** Start MATERIAL PROVIDED **

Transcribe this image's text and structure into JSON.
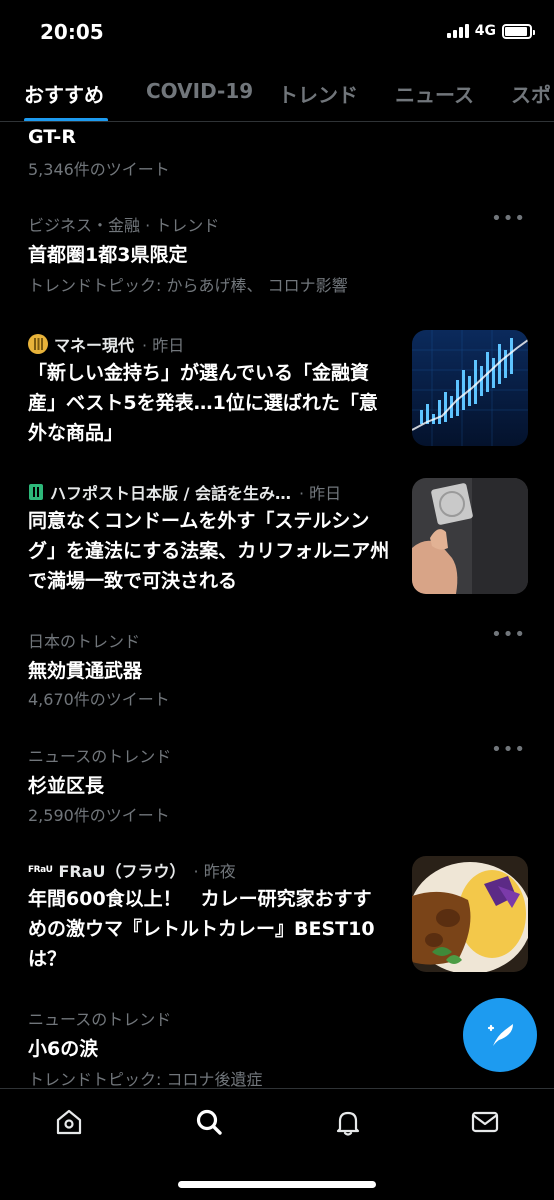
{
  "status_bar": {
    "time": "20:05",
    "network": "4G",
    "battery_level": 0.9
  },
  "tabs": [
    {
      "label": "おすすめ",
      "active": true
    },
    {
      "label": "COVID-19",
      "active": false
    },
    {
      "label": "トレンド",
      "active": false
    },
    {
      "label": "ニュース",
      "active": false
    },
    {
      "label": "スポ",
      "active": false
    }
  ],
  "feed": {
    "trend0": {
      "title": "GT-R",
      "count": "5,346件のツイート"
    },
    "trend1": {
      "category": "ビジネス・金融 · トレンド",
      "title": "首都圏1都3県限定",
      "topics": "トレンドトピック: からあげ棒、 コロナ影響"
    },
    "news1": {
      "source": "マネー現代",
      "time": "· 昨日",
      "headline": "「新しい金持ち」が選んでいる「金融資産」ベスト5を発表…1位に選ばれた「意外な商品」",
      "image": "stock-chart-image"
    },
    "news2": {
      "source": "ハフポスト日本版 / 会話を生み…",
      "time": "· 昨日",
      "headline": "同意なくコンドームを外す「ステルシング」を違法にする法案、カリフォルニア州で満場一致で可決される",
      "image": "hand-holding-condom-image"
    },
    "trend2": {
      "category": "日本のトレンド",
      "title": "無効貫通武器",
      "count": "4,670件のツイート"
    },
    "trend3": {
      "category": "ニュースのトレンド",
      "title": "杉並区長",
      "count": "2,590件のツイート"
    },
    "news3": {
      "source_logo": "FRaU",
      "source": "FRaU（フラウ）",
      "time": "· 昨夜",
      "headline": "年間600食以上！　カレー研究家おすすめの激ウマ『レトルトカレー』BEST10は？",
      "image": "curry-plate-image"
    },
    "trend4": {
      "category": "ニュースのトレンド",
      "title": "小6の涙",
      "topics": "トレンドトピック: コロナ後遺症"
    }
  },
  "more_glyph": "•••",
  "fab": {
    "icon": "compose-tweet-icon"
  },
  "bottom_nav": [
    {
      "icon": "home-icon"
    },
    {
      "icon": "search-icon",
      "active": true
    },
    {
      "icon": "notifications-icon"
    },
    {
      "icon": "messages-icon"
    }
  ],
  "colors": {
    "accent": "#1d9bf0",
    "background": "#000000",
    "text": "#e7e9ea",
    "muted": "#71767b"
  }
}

** End MATERIAL PROVIDED **
** Start MATERIAL PROVIDED **

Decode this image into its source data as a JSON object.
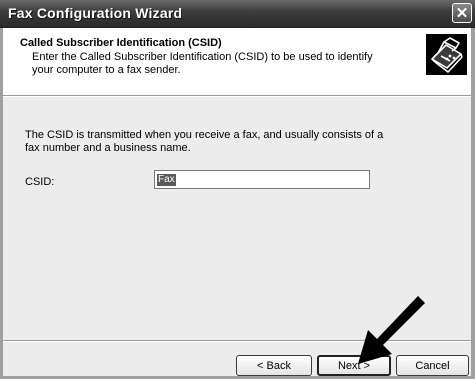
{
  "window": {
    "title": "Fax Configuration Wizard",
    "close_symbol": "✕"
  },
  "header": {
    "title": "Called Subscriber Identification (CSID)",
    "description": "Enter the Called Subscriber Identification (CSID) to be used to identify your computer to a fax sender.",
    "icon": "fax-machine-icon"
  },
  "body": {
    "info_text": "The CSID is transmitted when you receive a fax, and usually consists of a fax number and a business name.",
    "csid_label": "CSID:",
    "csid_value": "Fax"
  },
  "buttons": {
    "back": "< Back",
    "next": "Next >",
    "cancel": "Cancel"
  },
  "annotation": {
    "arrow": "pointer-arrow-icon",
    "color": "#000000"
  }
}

** End MATERIAL PROVIDED **
** Start MATERIAL PROVIDED **

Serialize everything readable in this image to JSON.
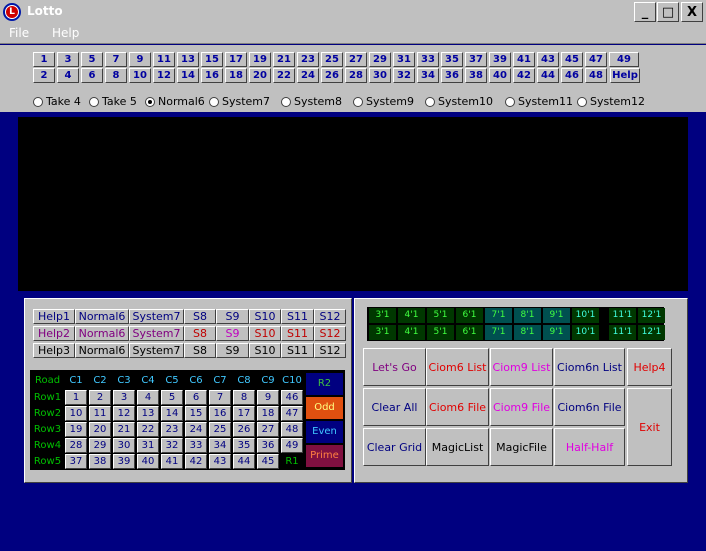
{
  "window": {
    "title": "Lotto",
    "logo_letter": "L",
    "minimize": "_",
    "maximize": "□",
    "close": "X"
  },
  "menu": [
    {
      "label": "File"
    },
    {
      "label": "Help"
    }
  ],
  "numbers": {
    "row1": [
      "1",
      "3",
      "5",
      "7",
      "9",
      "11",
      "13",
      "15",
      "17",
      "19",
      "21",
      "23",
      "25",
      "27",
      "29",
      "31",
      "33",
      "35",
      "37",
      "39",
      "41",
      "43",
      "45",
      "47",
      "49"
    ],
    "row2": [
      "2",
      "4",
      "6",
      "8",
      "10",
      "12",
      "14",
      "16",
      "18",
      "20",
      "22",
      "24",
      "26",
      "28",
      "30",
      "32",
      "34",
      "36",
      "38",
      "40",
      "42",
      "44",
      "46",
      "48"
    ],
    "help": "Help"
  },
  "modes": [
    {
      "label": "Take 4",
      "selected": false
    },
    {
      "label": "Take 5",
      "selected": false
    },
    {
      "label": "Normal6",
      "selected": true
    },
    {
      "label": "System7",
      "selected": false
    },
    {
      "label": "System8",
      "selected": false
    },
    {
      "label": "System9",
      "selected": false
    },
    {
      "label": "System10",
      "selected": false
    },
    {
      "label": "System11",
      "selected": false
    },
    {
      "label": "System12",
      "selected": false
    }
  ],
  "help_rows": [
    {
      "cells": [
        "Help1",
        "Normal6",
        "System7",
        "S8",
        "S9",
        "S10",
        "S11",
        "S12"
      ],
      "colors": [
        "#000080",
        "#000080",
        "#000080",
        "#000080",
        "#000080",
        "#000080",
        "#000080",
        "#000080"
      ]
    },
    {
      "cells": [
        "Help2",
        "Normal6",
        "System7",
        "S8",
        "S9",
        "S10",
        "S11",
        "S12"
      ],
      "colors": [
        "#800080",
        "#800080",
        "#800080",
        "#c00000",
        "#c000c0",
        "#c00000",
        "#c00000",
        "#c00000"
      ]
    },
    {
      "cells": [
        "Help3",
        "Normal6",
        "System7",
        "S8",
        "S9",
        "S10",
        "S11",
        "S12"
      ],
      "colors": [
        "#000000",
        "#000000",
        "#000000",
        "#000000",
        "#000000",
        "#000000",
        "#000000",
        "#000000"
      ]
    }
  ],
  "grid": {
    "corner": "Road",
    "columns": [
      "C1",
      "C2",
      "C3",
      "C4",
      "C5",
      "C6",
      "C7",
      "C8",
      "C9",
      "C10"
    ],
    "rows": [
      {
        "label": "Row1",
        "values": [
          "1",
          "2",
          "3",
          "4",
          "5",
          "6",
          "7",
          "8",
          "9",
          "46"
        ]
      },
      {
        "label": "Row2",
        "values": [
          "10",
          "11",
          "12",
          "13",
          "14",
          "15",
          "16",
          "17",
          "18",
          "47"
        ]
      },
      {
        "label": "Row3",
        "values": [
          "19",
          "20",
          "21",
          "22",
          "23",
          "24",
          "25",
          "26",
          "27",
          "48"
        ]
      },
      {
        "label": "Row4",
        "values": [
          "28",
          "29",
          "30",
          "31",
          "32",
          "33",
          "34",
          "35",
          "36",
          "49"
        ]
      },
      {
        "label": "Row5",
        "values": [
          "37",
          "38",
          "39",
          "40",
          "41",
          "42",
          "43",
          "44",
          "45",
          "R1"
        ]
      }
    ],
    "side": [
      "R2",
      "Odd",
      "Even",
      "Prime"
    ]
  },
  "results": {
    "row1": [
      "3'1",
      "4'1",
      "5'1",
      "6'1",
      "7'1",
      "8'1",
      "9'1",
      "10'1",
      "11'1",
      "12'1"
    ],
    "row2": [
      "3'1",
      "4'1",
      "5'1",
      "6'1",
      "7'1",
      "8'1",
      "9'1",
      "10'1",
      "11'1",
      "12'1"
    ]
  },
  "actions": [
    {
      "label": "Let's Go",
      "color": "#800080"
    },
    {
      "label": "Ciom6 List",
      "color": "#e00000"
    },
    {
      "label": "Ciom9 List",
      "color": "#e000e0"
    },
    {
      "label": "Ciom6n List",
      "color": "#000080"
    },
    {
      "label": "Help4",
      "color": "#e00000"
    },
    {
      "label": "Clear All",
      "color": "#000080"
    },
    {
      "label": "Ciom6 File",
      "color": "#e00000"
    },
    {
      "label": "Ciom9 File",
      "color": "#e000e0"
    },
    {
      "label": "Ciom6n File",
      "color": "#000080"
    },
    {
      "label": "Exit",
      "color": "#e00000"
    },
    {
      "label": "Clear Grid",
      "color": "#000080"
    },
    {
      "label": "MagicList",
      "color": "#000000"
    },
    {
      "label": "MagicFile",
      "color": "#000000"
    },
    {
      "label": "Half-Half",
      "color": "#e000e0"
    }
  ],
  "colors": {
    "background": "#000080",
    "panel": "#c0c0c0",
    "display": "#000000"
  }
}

** End MATERIAL PROVIDED **

THE TASK: Return each line among the entries that holds the word "Identification".

TASK SOLUTION:
    "title": "Called Subscriber Identification (CSID)",
    "description": "Enter the Called Subscriber Identification (CSID) to be used to identify your computer to a fax sender.",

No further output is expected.